**What the task asks:**
Copy out each line of the material in which the word "content" appears.

**Task input:**
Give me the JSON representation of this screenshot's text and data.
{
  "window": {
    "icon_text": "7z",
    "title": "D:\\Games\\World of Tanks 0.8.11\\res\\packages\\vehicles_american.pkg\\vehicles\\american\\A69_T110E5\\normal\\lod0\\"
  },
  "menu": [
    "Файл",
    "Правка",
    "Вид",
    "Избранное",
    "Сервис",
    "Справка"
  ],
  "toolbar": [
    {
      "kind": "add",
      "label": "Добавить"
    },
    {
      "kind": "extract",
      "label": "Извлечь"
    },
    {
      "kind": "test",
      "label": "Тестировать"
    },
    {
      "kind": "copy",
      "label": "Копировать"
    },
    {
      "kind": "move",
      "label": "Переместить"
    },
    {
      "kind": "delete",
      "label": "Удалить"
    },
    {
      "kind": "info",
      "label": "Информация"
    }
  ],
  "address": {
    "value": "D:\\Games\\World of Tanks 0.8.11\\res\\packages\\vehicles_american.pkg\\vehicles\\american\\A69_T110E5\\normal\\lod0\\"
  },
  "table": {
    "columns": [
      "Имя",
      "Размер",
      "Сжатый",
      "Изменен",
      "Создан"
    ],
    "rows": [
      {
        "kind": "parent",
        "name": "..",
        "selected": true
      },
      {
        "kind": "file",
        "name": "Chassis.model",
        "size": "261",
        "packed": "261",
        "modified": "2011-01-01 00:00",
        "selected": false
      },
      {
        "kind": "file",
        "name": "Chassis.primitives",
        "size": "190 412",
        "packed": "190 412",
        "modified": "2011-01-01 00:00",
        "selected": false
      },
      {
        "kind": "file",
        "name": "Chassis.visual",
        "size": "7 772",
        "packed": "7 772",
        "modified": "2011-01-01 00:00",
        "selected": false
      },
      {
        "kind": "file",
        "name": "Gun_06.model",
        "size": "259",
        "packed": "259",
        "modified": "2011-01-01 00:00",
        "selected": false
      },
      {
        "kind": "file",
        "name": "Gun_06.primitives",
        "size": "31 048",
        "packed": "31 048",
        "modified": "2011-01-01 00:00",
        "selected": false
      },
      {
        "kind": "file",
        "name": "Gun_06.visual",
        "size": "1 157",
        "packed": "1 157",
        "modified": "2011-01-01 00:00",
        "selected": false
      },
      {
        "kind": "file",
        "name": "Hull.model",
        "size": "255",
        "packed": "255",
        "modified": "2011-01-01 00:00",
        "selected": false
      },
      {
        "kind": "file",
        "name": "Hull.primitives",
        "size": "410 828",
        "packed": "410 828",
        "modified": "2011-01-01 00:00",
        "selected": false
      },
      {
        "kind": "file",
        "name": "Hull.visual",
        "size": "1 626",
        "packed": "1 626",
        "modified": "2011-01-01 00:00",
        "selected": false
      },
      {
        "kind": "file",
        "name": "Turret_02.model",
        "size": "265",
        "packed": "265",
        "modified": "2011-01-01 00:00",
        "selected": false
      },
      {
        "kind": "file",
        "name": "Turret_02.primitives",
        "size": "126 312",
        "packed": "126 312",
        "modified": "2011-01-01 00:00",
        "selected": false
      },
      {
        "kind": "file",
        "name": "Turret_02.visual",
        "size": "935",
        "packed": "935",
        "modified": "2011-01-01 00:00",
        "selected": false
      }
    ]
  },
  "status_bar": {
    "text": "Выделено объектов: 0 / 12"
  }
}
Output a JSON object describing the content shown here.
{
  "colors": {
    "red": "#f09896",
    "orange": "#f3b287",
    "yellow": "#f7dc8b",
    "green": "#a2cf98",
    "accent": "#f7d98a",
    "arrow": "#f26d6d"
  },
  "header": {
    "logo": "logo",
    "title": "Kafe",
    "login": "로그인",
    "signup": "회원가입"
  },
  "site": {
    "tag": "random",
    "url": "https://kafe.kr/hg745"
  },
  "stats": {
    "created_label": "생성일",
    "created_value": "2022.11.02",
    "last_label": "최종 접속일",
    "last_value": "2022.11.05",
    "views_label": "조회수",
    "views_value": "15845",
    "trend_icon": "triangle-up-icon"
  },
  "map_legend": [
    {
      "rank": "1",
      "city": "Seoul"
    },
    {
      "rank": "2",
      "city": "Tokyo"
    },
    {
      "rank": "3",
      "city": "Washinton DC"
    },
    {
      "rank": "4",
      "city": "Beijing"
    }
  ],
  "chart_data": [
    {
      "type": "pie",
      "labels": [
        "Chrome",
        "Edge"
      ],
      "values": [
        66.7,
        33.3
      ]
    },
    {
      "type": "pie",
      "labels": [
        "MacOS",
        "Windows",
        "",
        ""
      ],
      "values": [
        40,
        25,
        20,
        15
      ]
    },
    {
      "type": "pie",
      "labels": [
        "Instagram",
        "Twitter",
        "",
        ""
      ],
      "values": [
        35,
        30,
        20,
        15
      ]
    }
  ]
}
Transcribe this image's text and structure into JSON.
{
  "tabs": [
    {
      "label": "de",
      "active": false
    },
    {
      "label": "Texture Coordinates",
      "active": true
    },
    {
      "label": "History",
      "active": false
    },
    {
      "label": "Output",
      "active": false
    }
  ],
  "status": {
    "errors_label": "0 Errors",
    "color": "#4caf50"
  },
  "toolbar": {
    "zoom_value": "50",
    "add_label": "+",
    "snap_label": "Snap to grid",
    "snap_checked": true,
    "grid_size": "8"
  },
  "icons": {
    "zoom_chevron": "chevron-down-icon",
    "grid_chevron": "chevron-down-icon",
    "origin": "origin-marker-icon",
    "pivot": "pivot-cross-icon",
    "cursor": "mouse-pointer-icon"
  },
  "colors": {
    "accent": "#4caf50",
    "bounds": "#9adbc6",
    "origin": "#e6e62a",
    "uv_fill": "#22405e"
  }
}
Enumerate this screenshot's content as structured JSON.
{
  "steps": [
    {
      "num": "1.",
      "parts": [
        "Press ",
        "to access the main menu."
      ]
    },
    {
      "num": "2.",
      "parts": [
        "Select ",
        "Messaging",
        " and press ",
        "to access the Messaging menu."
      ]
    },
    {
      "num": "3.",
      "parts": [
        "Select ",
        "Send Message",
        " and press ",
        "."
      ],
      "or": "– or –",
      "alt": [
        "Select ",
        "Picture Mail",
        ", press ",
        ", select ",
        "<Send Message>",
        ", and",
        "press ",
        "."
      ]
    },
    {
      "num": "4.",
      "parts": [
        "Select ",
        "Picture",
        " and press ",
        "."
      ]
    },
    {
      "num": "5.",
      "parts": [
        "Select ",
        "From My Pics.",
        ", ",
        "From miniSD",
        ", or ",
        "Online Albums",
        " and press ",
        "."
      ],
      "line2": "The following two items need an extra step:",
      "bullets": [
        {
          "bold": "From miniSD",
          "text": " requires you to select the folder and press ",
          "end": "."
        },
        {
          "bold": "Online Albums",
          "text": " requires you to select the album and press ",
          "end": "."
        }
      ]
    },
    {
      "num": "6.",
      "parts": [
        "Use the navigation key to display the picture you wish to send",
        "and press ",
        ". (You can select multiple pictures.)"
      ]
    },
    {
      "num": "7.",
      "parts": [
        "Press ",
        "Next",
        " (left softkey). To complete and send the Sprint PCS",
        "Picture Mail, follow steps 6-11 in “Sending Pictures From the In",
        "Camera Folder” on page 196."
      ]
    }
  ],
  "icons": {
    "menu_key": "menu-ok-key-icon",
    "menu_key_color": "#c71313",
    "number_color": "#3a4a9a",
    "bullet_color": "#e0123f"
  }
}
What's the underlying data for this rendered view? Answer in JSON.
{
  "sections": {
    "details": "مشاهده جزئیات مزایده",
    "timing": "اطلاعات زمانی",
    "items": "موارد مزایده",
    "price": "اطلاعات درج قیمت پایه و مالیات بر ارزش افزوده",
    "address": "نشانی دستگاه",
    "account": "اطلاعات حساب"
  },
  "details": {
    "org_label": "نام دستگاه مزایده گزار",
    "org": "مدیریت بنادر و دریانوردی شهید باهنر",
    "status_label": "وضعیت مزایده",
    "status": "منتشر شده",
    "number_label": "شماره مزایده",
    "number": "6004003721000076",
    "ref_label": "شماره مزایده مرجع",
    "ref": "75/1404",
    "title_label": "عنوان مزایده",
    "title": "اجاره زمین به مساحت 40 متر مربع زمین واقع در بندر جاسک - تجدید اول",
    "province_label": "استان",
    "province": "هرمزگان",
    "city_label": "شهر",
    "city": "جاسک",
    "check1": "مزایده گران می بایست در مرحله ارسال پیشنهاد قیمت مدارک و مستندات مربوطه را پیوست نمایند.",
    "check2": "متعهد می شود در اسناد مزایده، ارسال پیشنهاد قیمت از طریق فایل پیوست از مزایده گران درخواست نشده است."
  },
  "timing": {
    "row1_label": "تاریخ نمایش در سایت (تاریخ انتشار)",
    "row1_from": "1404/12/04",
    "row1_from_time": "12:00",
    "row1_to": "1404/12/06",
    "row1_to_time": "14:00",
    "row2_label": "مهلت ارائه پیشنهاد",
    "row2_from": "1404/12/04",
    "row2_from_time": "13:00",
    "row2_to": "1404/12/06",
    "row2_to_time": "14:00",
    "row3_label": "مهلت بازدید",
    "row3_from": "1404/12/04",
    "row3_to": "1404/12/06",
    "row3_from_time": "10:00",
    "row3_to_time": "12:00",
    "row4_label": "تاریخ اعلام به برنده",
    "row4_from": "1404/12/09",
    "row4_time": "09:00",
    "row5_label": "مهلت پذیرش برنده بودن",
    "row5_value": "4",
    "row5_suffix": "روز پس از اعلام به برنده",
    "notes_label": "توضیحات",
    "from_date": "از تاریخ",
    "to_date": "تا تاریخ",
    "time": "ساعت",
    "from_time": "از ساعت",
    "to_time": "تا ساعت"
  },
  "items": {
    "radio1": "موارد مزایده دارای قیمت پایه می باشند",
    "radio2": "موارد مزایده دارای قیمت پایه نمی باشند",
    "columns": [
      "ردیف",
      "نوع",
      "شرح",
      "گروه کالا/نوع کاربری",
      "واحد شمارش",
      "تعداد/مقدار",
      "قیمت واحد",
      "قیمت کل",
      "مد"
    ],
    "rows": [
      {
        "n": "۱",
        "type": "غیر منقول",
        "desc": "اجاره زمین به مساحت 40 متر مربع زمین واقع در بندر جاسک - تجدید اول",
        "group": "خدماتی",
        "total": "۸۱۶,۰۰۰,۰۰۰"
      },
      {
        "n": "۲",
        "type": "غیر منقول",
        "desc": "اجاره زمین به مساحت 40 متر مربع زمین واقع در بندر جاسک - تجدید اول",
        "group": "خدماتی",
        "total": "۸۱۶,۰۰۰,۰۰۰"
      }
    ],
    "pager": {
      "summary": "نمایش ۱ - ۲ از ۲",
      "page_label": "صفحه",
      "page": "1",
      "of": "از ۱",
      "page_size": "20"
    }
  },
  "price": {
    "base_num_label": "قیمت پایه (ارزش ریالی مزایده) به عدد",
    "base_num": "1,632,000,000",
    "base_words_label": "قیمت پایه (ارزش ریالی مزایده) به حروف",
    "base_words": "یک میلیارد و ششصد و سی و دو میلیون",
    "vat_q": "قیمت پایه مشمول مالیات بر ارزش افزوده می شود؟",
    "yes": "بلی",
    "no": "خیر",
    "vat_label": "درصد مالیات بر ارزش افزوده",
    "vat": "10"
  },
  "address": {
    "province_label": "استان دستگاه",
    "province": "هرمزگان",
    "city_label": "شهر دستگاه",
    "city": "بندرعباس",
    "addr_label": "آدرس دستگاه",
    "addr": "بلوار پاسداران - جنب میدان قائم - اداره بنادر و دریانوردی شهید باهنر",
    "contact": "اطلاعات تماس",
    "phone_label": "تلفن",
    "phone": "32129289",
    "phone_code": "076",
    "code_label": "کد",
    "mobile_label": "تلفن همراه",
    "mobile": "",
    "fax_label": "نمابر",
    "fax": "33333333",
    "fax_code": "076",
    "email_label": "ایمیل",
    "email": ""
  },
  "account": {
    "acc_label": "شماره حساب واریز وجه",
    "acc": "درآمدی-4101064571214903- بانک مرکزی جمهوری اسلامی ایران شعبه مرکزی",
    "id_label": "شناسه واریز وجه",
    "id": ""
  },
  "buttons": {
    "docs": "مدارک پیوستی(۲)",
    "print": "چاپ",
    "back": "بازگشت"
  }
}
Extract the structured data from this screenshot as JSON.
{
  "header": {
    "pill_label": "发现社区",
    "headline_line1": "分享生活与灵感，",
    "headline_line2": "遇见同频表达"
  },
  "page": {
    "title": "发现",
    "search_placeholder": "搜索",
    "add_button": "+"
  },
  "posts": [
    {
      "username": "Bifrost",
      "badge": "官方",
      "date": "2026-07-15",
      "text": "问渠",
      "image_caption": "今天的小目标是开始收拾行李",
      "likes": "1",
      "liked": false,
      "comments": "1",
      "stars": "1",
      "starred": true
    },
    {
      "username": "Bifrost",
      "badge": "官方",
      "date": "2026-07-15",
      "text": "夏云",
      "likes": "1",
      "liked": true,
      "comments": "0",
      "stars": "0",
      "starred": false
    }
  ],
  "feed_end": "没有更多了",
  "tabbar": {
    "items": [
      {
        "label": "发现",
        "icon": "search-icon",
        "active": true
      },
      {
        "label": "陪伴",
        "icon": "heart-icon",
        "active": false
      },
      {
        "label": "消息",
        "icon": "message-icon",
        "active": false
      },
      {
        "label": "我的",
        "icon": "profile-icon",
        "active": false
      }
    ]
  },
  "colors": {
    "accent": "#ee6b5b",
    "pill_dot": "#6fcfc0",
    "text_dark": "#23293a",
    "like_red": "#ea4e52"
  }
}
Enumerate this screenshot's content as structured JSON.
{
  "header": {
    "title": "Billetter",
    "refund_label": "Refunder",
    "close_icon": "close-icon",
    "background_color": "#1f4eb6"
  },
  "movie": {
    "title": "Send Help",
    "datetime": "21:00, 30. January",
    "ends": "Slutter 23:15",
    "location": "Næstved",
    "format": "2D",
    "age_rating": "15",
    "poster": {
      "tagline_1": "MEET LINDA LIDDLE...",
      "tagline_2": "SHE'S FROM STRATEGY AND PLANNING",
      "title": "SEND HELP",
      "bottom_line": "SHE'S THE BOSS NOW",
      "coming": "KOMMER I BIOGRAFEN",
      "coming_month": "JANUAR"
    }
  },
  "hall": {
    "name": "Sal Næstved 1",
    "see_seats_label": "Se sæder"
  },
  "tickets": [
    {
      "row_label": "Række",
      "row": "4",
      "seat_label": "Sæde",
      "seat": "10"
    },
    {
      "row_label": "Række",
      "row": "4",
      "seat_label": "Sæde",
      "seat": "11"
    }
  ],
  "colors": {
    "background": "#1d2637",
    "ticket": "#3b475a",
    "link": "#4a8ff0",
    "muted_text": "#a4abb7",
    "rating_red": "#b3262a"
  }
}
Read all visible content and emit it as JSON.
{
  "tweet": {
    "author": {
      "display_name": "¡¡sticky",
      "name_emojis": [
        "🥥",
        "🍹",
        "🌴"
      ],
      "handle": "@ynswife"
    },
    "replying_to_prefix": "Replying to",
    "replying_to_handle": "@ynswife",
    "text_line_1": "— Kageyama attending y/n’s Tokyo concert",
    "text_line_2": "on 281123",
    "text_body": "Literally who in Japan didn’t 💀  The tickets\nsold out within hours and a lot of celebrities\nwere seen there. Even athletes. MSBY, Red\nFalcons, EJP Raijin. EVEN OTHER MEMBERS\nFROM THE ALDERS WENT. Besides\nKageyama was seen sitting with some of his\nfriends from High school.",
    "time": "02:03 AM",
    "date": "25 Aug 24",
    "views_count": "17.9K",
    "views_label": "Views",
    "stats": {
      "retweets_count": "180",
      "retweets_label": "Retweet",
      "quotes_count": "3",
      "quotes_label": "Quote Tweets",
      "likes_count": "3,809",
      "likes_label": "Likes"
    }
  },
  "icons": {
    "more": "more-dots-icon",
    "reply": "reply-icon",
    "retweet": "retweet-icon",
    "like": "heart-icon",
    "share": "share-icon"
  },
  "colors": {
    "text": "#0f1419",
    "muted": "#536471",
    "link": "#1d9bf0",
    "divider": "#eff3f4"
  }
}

**Answer:**
Output a JSON object describing the content shown here.
Enumerate this screenshot's content as structured JSON.
Enumerate this screenshot's content as structured JSON.
Read all visible content and emit it as JSON.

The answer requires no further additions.